-- start of DATASET RECORDS --
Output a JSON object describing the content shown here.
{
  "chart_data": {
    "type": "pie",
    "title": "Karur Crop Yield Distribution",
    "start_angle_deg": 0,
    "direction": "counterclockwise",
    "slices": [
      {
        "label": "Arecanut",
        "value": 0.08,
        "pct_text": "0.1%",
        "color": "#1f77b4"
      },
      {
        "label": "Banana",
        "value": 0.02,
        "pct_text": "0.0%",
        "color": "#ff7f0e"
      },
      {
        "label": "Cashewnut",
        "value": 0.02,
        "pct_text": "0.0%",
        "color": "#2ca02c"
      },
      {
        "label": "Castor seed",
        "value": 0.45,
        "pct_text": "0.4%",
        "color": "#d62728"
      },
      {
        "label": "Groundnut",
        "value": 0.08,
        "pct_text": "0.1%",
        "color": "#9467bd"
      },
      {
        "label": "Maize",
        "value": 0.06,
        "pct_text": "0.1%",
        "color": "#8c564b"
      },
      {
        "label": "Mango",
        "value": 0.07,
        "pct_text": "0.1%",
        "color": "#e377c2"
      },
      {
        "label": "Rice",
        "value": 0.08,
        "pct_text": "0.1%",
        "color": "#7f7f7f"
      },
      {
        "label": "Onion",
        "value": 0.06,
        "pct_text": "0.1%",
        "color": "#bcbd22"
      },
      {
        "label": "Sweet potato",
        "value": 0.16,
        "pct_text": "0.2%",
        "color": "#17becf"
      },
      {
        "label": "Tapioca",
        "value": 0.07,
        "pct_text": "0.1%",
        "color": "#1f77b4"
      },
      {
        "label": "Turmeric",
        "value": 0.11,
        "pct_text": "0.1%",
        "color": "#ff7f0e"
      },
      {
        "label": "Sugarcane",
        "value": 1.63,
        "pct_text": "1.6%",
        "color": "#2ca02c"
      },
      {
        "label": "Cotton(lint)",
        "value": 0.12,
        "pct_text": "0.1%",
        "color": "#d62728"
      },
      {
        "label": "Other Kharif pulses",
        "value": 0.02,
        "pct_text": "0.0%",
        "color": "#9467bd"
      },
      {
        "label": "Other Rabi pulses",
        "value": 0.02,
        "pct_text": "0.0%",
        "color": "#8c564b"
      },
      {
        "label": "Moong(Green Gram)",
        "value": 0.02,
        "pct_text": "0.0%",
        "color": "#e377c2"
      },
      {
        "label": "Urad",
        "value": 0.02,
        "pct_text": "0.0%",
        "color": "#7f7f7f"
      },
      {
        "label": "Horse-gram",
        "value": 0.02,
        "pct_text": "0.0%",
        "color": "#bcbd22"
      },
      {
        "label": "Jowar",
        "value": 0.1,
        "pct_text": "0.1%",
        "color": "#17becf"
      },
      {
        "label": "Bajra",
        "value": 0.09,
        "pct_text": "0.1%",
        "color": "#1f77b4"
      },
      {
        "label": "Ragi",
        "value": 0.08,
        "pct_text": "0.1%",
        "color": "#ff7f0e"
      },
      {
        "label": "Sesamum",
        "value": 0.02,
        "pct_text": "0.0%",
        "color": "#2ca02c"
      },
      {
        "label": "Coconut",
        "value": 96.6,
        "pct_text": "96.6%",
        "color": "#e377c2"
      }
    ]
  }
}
-- end of DATASET RECORDS --
WHAT IS BEING ASKED = Extract all of the data shown above without alteration.

TASK OUTPUT =
Output a JSON object describing the content shown here.
{
  "chart_data": {
    "type": "pie",
    "title": "Karur Crop Yield Distribution",
    "start_angle_deg": 0,
    "direction": "counterclockwise",
    "slices": [
      {
        "label": "Arecanut",
        "value": 0.08,
        "pct_text": "0.1%",
        "color": "#1f77b4"
      },
      {
        "label": "Banana",
        "value": 0.02,
        "pct_text": "0.0%",
        "color": "#ff7f0e"
      },
      {
        "label": "Cashewnut",
        "value": 0.02,
        "pct_text": "0.0%",
        "color": "#2ca02c"
      },
      {
        "label": "Castor seed",
        "value": 0.45,
        "pct_text": "0.4%",
        "color": "#d62728"
      },
      {
        "label": "Groundnut",
        "value": 0.08,
        "pct_text": "0.1%",
        "color": "#9467bd"
      },
      {
        "label": "Maize",
        "value": 0.06,
        "pct_text": "0.1%",
        "color": "#8c564b"
      },
      {
        "label": "Mango",
        "value": 0.07,
        "pct_text": "0.1%",
        "color": "#e377c2"
      },
      {
        "label": "Rice",
        "value": 0.08,
        "pct_text": "0.1%",
        "color": "#7f7f7f"
      },
      {
        "label": "Onion",
        "value": 0.06,
        "pct_text": "0.1%",
        "color": "#bcbd22"
      },
      {
        "label": "Sweet potato",
        "value": 0.16,
        "pct_text": "0.2%",
        "color": "#17becf"
      },
      {
        "label": "Tapioca",
        "value": 0.07,
        "pct_text": "0.1%",
        "color": "#1f77b4"
      },
      {
        "label": "Turmeric",
        "value": 0.11,
        "pct_text": "0.1%",
        "color": "#ff7f0e"
      },
      {
        "label": "Sugarcane",
        "value": 1.63,
        "pct_text": "1.6%",
        "color": "#2ca02c"
      },
      {
        "label": "Cotton(lint)",
        "value": 0.12,
        "pct_text": "0.1%",
        "color": "#d62728"
      },
      {
        "label": "Other Kharif pulses",
        "value": 0.02,
        "pct_text": "0.0%",
        "color": "#9467bd"
      },
      {
        "label": "Other Rabi pulses",
        "value": 0.02,
        "pct_text": "0.0%",
        "color": "#8c564b"
      },
      {
        "label": "Moong(Green Gram)",
        "value": 0.02,
        "pct_text": "0.0%",
        "color": "#e377c2"
      },
      {
        "label": "Urad",
        "value": 0.02,
        "pct_text": "0.0%",
        "color": "#7f7f7f"
      },
      {
        "label": "Horse-gram",
        "value": 0.02,
        "pct_text": "0.0%",
        "color": "#bcbd22"
      },
      {
        "label": "Jowar",
        "value": 0.1,
        "pct_text": "0.1%",
        "color": "#17becf"
      },
      {
        "label": "Bajra",
        "value": 0.09,
        "pct_text": "0.1%",
        "color": "#1f77b4"
      },
      {
        "label": "Ragi",
        "value": 0.08,
        "pct_text": "0.1%",
        "color": "#ff7f0e"
      },
      {
        "label": "Sesamum",
        "value": 0.02,
        "pct_text": "0.0%",
        "color": "#2ca02c"
      },
      {
        "label": "Coconut",
        "value": 96.6,
        "pct_text": "96.6%",
        "color": "#e377c2"
      }
    ]
  }
}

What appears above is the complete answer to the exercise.